#### RECORD EXCERPTS
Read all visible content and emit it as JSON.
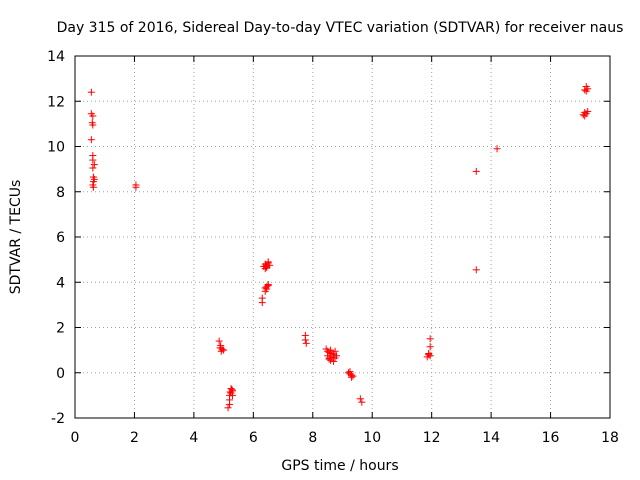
{
  "chart_data": {
    "type": "scatter",
    "title": "Day 315 of 2016, Sidereal Day-to-day VTEC variation (SDTVAR) for receiver naus",
    "xlabel": "GPS time / hours",
    "ylabel": "SDTVAR / TECUs",
    "xlim": [
      0,
      18
    ],
    "ylim": [
      -2,
      14
    ],
    "xticks": [
      0,
      2,
      4,
      6,
      8,
      10,
      12,
      14,
      16,
      18
    ],
    "yticks": [
      -2,
      0,
      2,
      4,
      6,
      8,
      10,
      12,
      14
    ],
    "xtick_labels": [
      "0",
      "2",
      "4",
      "6",
      "8",
      "10",
      "12",
      "14",
      "16",
      "18"
    ],
    "ytick_labels": [
      "-2",
      "0",
      "2",
      "4",
      "6",
      "8",
      "10",
      "12",
      "14"
    ],
    "grid": true,
    "marker": "+",
    "color": "#ff0000",
    "series": [
      {
        "name": "SDTVAR",
        "points": [
          [
            0.55,
            12.4
          ],
          [
            0.55,
            11.45
          ],
          [
            0.6,
            11.35
          ],
          [
            0.58,
            11.05
          ],
          [
            0.6,
            10.95
          ],
          [
            0.55,
            10.3
          ],
          [
            0.6,
            9.6
          ],
          [
            0.6,
            9.4
          ],
          [
            0.65,
            9.2
          ],
          [
            0.6,
            9.05
          ],
          [
            0.62,
            8.65
          ],
          [
            0.65,
            8.55
          ],
          [
            0.62,
            8.45
          ],
          [
            0.6,
            8.3
          ],
          [
            0.62,
            8.2
          ],
          [
            2.05,
            8.3
          ],
          [
            2.05,
            8.2
          ],
          [
            4.85,
            1.4
          ],
          [
            4.9,
            1.2
          ],
          [
            4.88,
            1.1
          ],
          [
            4.95,
            1.05
          ],
          [
            5.0,
            1.0
          ],
          [
            4.92,
            0.95
          ],
          [
            5.15,
            -1.55
          ],
          [
            5.2,
            -1.4
          ],
          [
            5.2,
            -1.2
          ],
          [
            5.2,
            -1.0
          ],
          [
            5.25,
            -0.9
          ],
          [
            5.3,
            -0.8
          ],
          [
            5.25,
            -0.7
          ],
          [
            5.3,
            -1.0
          ],
          [
            5.22,
            -0.85
          ],
          [
            5.28,
            -0.75
          ],
          [
            6.3,
            3.3
          ],
          [
            6.3,
            3.1
          ],
          [
            6.4,
            3.6
          ],
          [
            6.4,
            3.75
          ],
          [
            6.45,
            3.8
          ],
          [
            6.5,
            3.9
          ],
          [
            6.45,
            3.7
          ],
          [
            6.5,
            3.85
          ],
          [
            6.35,
            4.7
          ],
          [
            6.4,
            4.8
          ],
          [
            6.45,
            4.75
          ],
          [
            6.4,
            4.6
          ],
          [
            6.5,
            4.85
          ],
          [
            6.45,
            4.65
          ],
          [
            6.55,
            4.75
          ],
          [
            6.5,
            4.9
          ],
          [
            6.42,
            4.7
          ],
          [
            7.75,
            1.65
          ],
          [
            7.75,
            1.45
          ],
          [
            7.78,
            1.3
          ],
          [
            8.45,
            1.05
          ],
          [
            8.5,
            0.95
          ],
          [
            8.55,
            0.9
          ],
          [
            8.6,
            0.85
          ],
          [
            8.5,
            0.75
          ],
          [
            8.55,
            0.65
          ],
          [
            8.6,
            0.55
          ],
          [
            8.65,
            0.7
          ],
          [
            8.7,
            0.8
          ],
          [
            8.75,
            0.65
          ],
          [
            8.7,
            0.5
          ],
          [
            8.8,
            0.75
          ],
          [
            8.6,
            1.0
          ],
          [
            8.75,
            0.95
          ],
          [
            8.55,
            0.6
          ],
          [
            8.65,
            0.85
          ],
          [
            9.2,
            0.0
          ],
          [
            9.25,
            -0.05
          ],
          [
            9.3,
            -0.1
          ],
          [
            9.35,
            -0.15
          ],
          [
            9.25,
            0.05
          ],
          [
            9.3,
            -0.2
          ],
          [
            9.6,
            -1.15
          ],
          [
            9.65,
            -1.3
          ],
          [
            11.85,
            0.7
          ],
          [
            11.9,
            0.8
          ],
          [
            11.95,
            0.75
          ],
          [
            11.9,
            0.85
          ],
          [
            11.95,
            1.15
          ],
          [
            11.95,
            1.5
          ],
          [
            13.5,
            8.9
          ],
          [
            13.5,
            4.55
          ],
          [
            14.2,
            9.9
          ],
          [
            17.1,
            11.4
          ],
          [
            17.15,
            11.5
          ],
          [
            17.2,
            11.45
          ],
          [
            17.25,
            11.55
          ],
          [
            17.15,
            11.35
          ],
          [
            17.2,
            12.45
          ],
          [
            17.25,
            12.55
          ],
          [
            17.15,
            12.5
          ],
          [
            17.2,
            12.65
          ]
        ]
      }
    ]
  }
}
########
DO THIS:
Pick out and copy the lines of the material that include the word "SDTVAR".

THE OUTPUT:
    "title": "Day 315 of 2016, Sidereal Day-to-day VTEC variation (SDTVAR) for receiver naus",
    "ylabel": "SDTVAR / TECUs",
        "name": "SDTVAR",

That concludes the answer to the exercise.